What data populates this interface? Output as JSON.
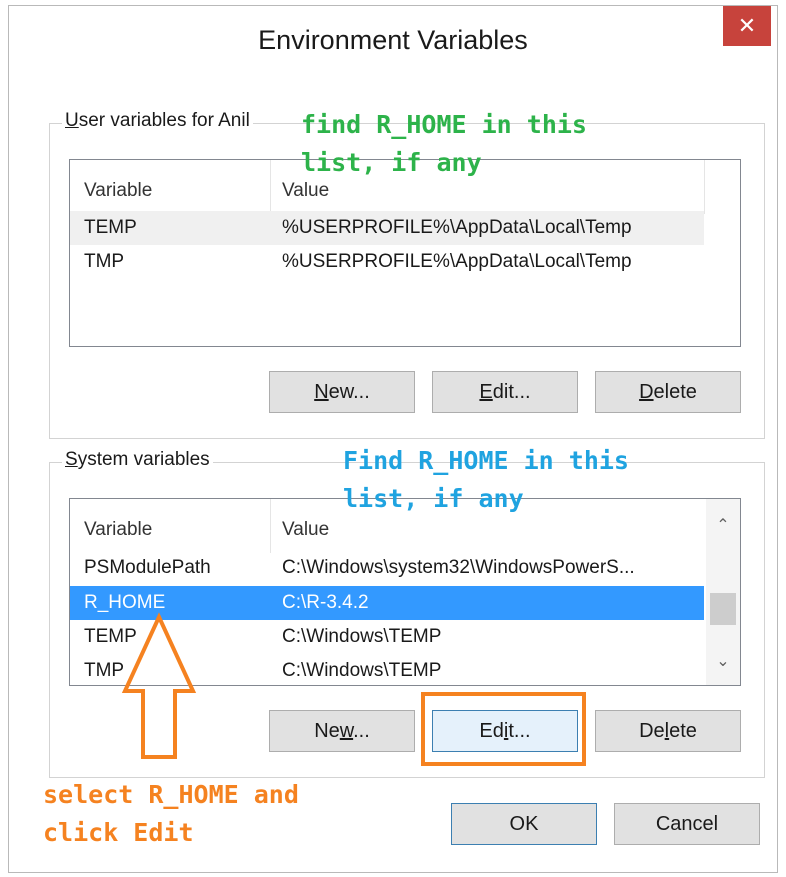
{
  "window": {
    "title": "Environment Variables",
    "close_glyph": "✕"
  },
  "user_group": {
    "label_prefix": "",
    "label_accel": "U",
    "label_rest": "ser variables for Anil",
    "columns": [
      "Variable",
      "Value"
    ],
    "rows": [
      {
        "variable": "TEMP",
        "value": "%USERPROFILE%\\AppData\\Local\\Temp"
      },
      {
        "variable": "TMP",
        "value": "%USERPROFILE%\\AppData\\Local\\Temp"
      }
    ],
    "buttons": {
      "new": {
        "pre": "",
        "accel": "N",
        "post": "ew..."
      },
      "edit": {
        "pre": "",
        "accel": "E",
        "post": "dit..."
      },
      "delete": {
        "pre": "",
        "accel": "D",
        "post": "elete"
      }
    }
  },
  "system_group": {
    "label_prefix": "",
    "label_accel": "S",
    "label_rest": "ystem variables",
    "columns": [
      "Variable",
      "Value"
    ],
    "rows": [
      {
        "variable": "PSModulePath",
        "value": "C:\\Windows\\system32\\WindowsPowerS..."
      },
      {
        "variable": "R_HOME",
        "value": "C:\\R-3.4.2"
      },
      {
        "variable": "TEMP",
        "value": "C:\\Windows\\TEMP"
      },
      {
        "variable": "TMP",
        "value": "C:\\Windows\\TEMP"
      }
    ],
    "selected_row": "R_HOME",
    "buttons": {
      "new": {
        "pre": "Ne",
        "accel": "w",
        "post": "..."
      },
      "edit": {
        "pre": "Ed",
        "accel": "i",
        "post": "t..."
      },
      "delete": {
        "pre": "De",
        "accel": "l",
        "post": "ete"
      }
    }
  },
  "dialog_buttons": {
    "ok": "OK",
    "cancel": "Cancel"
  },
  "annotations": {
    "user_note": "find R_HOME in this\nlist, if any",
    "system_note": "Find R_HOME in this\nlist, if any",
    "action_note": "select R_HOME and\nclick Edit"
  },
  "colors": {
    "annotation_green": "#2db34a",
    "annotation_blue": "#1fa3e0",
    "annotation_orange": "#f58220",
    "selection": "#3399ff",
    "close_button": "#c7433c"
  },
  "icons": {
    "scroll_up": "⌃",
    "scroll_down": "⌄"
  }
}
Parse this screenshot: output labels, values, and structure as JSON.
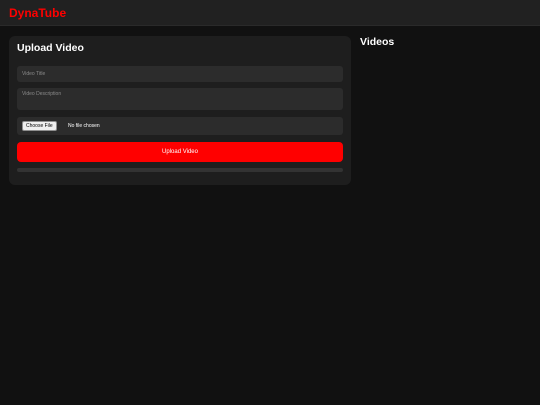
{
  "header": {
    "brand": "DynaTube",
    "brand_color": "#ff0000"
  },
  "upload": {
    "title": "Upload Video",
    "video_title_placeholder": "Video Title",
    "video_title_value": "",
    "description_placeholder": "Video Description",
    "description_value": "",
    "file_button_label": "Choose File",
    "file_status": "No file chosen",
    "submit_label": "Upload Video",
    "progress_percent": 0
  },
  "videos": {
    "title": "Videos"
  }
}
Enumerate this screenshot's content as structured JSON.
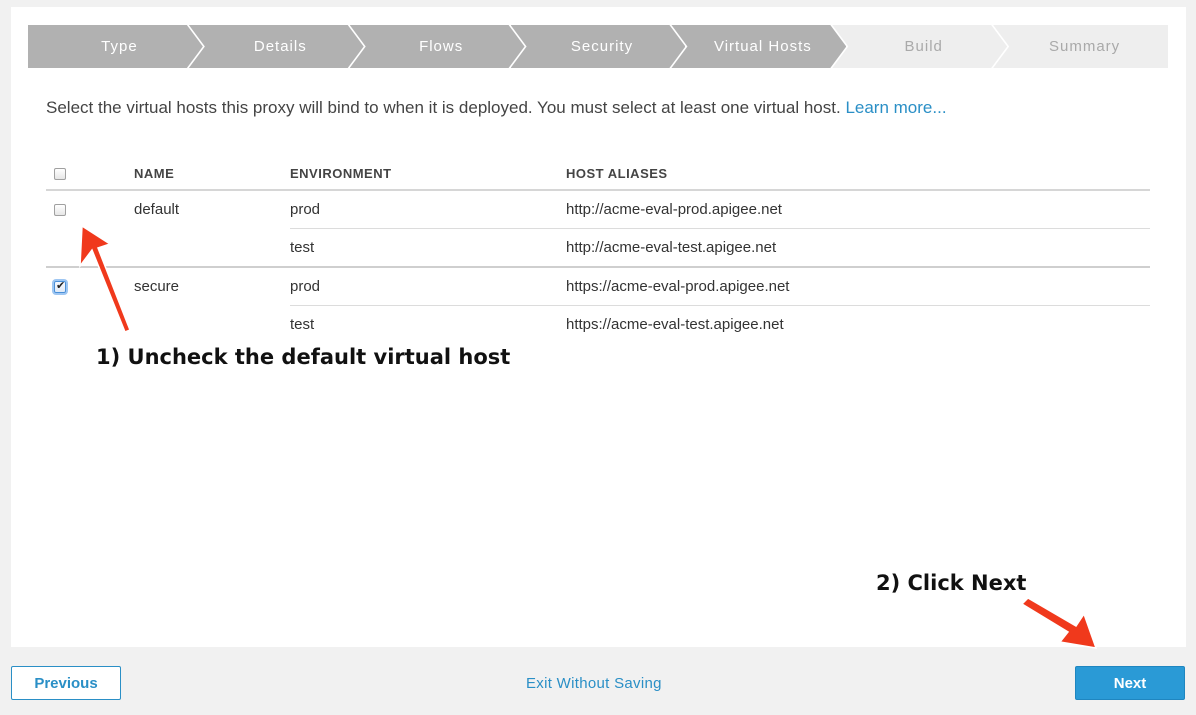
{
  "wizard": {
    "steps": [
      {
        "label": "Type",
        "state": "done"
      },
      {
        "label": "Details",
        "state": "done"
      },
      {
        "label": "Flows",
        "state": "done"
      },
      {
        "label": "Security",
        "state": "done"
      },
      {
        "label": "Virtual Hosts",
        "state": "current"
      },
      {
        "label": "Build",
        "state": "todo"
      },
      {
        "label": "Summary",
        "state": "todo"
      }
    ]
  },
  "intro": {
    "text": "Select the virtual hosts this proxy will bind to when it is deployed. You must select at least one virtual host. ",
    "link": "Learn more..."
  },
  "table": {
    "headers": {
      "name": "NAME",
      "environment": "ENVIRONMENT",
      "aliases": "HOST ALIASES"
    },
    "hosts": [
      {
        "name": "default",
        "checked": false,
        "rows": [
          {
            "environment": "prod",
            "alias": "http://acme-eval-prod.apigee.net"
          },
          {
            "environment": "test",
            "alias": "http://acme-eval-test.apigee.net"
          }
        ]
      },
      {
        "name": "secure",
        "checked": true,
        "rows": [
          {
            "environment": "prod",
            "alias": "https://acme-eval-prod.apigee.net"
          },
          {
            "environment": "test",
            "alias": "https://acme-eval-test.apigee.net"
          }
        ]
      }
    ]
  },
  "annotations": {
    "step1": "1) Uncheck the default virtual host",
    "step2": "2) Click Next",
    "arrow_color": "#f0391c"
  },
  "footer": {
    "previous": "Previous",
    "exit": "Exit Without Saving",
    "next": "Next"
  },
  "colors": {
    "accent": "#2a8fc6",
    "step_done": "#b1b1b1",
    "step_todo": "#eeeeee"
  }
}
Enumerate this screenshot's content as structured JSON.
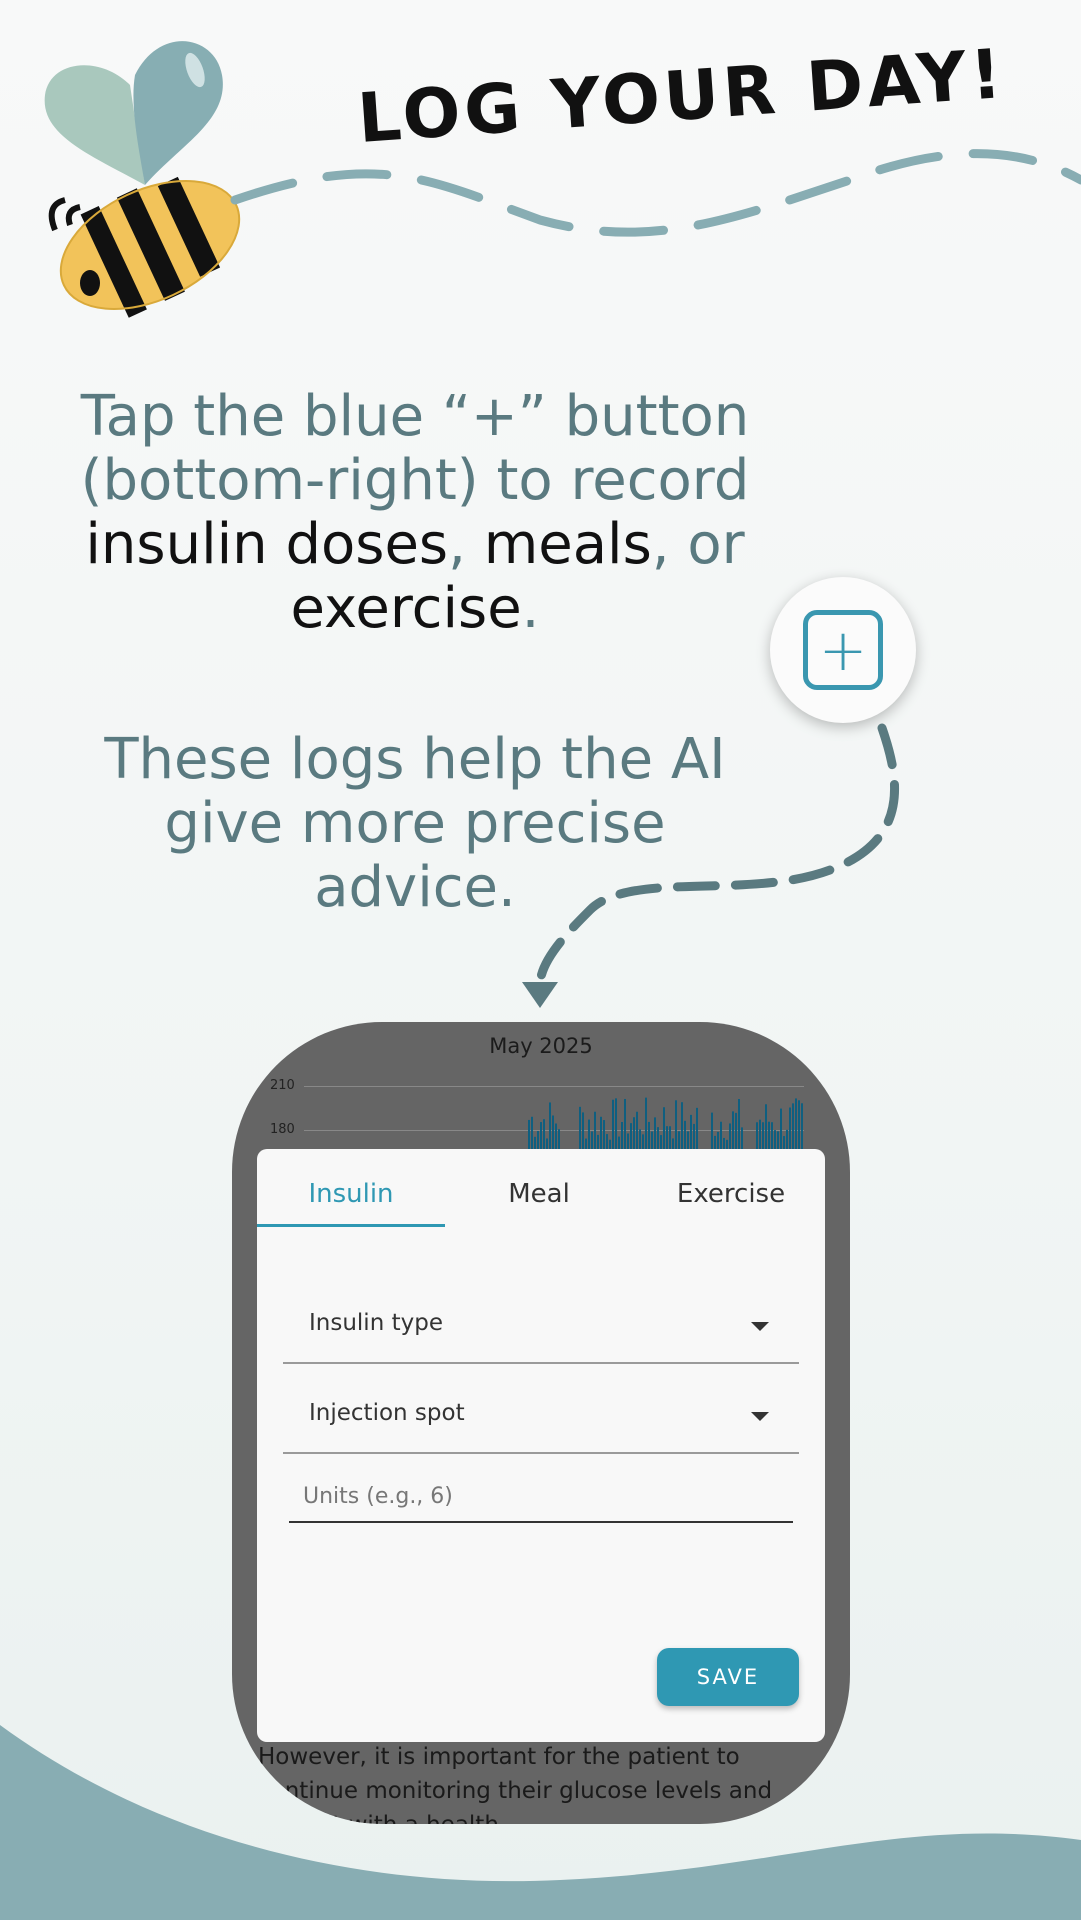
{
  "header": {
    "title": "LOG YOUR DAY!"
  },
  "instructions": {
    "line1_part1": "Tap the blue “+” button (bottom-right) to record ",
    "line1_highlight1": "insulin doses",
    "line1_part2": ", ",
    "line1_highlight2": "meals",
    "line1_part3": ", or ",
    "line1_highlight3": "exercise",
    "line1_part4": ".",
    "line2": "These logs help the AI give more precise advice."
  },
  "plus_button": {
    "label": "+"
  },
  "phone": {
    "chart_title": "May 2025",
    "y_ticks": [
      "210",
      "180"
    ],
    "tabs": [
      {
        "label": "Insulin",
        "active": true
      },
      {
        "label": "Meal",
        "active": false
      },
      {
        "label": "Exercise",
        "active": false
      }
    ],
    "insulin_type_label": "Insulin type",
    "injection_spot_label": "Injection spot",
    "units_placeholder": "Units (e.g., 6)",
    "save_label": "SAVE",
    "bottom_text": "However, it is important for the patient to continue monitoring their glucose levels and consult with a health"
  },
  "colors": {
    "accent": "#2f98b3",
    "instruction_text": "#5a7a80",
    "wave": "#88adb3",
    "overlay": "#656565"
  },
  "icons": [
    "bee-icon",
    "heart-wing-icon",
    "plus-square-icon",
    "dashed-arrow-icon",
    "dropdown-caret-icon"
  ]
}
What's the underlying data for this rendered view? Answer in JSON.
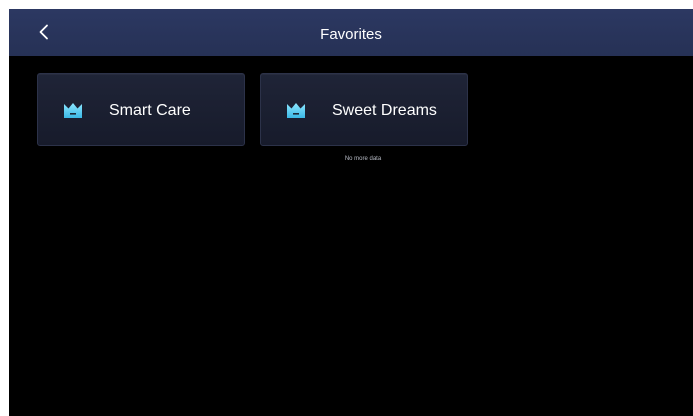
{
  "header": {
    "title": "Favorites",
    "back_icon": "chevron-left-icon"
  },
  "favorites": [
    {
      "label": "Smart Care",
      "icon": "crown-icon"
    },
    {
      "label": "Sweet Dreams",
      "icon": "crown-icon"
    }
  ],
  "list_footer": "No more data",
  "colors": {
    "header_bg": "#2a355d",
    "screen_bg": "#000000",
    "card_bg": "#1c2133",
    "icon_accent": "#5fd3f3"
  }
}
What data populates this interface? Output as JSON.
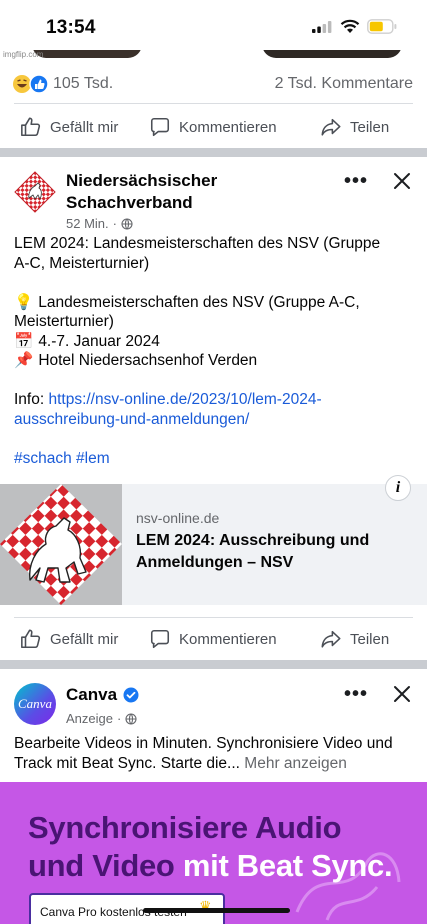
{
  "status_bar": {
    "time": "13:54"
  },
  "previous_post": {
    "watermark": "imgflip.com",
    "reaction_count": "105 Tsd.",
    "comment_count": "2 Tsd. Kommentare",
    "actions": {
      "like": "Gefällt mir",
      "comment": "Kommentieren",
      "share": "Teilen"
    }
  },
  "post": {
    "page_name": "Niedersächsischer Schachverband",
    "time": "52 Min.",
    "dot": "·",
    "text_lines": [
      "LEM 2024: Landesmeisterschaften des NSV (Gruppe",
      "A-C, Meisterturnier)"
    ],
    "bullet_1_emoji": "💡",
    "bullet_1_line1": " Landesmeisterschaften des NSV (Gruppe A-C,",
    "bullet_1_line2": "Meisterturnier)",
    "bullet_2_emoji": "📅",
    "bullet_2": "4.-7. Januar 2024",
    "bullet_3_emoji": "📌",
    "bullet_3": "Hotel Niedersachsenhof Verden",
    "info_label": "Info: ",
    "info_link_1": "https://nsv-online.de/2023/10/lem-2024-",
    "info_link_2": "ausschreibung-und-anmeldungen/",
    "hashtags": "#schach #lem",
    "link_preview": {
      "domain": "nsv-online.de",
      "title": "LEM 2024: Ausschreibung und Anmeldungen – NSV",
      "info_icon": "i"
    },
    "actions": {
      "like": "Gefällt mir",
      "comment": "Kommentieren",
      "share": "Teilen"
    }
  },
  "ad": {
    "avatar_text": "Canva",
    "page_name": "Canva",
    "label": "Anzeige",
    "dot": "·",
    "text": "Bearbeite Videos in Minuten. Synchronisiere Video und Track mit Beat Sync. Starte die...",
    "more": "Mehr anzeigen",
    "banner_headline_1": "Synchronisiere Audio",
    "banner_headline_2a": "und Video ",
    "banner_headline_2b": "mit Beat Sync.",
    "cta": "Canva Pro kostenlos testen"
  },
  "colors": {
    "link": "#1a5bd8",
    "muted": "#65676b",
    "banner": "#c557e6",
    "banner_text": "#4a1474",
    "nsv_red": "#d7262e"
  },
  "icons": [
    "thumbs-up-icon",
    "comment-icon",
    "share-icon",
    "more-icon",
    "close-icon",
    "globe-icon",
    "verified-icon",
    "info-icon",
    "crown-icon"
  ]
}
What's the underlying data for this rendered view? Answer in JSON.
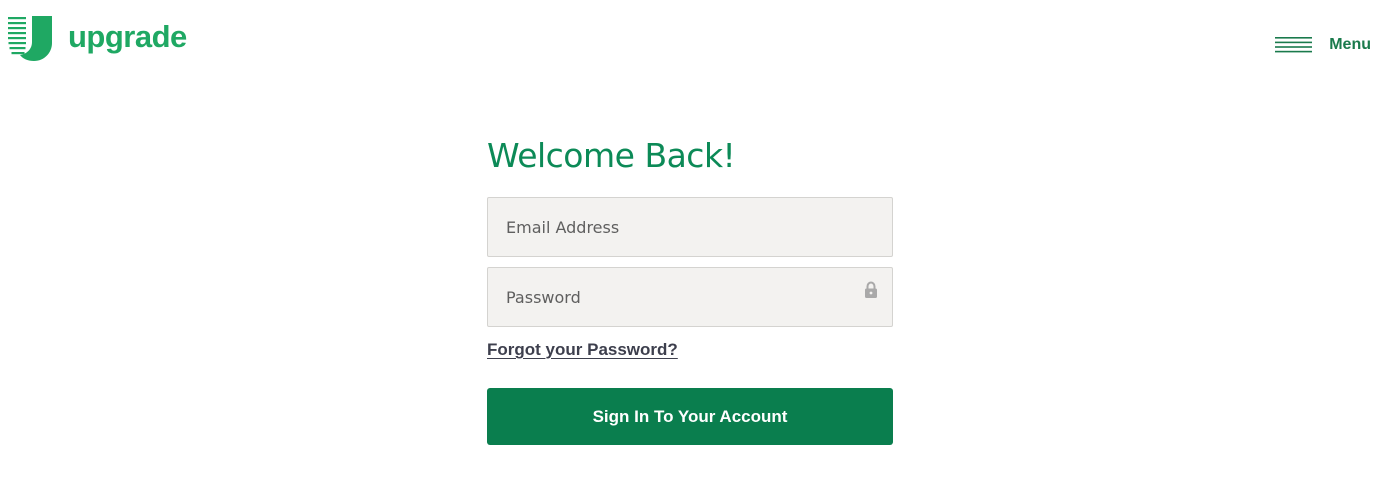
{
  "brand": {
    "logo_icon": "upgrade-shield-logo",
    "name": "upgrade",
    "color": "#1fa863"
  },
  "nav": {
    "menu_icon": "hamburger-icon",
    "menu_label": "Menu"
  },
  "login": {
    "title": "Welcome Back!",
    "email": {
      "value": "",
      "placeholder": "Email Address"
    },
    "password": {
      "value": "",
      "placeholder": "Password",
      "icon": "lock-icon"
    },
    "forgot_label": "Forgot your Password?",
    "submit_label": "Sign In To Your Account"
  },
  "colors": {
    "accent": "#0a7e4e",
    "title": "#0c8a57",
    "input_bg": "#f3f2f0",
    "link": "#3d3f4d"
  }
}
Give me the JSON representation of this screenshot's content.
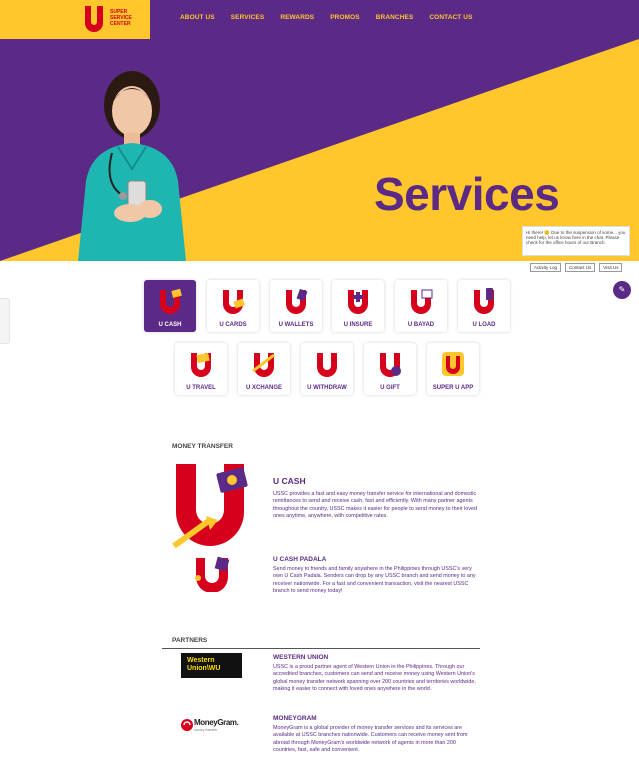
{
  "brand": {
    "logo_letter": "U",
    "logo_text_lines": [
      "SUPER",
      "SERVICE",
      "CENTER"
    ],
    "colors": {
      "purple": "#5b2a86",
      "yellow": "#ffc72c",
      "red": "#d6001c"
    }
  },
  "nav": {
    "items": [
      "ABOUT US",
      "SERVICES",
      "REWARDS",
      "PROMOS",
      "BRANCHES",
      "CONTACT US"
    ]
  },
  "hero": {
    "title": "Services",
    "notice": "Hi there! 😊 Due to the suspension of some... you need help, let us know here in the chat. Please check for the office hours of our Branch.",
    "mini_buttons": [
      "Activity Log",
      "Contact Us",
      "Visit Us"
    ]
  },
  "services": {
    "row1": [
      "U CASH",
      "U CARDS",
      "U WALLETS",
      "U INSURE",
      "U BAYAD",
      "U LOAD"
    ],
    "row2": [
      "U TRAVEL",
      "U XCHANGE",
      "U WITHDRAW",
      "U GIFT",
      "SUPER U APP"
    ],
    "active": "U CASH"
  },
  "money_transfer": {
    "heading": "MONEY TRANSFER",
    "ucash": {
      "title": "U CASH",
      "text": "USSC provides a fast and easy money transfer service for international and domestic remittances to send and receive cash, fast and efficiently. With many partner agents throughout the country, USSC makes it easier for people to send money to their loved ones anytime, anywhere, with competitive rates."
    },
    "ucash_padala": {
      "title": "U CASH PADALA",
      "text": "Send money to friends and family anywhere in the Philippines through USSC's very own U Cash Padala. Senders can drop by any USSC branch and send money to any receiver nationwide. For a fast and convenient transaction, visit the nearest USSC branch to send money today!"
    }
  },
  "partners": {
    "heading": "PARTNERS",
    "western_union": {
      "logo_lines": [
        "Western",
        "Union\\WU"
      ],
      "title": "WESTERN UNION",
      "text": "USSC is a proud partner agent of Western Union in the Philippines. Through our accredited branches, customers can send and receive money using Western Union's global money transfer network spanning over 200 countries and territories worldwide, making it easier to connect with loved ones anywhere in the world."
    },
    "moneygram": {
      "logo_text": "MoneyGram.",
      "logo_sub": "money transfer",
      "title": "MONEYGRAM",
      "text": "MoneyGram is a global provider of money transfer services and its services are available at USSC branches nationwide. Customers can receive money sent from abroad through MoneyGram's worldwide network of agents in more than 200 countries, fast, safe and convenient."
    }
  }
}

+---+

All lines that include "heading" are to be gathered and copied.

▶ [Full response]
    "heading": "MONEY TRANSFER",
    "heading": "PARTNERS",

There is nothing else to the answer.